What to work on: Collect each line of the entries that holds the string "heading".

-- BEGIN --

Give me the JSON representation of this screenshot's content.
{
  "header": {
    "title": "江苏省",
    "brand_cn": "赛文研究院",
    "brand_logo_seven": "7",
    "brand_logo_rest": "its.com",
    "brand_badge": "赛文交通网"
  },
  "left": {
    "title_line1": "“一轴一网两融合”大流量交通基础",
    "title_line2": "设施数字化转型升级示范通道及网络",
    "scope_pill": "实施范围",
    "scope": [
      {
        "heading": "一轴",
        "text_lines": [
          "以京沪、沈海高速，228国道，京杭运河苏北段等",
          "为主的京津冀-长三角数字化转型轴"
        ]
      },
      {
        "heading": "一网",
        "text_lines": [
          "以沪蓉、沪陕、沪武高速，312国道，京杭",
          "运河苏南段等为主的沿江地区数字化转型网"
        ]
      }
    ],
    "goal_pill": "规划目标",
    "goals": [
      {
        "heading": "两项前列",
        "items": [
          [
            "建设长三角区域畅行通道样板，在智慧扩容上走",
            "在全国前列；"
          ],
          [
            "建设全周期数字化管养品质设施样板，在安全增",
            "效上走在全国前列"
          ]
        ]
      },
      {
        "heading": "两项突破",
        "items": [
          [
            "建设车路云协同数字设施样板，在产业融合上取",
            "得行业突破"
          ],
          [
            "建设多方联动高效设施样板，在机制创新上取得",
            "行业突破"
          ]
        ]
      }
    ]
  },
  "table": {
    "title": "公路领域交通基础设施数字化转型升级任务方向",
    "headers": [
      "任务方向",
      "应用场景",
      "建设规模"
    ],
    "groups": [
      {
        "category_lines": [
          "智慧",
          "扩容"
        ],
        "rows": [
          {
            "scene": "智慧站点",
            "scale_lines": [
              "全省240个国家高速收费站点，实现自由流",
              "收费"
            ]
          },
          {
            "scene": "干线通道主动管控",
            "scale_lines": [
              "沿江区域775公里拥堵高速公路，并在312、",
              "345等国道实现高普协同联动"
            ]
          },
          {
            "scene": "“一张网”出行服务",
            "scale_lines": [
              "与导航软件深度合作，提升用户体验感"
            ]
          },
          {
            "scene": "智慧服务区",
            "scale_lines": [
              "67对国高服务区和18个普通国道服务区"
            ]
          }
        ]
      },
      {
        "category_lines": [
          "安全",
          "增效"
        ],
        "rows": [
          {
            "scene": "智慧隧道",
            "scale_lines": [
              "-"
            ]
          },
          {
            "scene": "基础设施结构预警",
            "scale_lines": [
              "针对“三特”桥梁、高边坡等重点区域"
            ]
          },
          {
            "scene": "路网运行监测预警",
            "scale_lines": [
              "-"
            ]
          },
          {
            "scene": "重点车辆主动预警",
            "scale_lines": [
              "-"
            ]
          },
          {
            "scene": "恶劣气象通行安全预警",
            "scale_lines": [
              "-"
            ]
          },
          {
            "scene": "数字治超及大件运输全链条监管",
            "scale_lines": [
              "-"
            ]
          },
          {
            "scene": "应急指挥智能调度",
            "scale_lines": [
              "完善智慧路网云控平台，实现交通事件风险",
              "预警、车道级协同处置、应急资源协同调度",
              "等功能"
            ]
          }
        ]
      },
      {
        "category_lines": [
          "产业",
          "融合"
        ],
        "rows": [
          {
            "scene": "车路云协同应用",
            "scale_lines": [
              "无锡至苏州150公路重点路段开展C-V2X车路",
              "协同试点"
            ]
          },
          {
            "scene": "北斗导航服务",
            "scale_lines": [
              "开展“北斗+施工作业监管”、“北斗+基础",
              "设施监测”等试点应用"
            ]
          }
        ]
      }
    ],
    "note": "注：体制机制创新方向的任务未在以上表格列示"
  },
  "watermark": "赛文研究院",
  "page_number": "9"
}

-- END --

Result of the task:
        "heading": "一轴",
        "heading": "一网",
        "heading": "两项前列",
        "heading": "两项突破",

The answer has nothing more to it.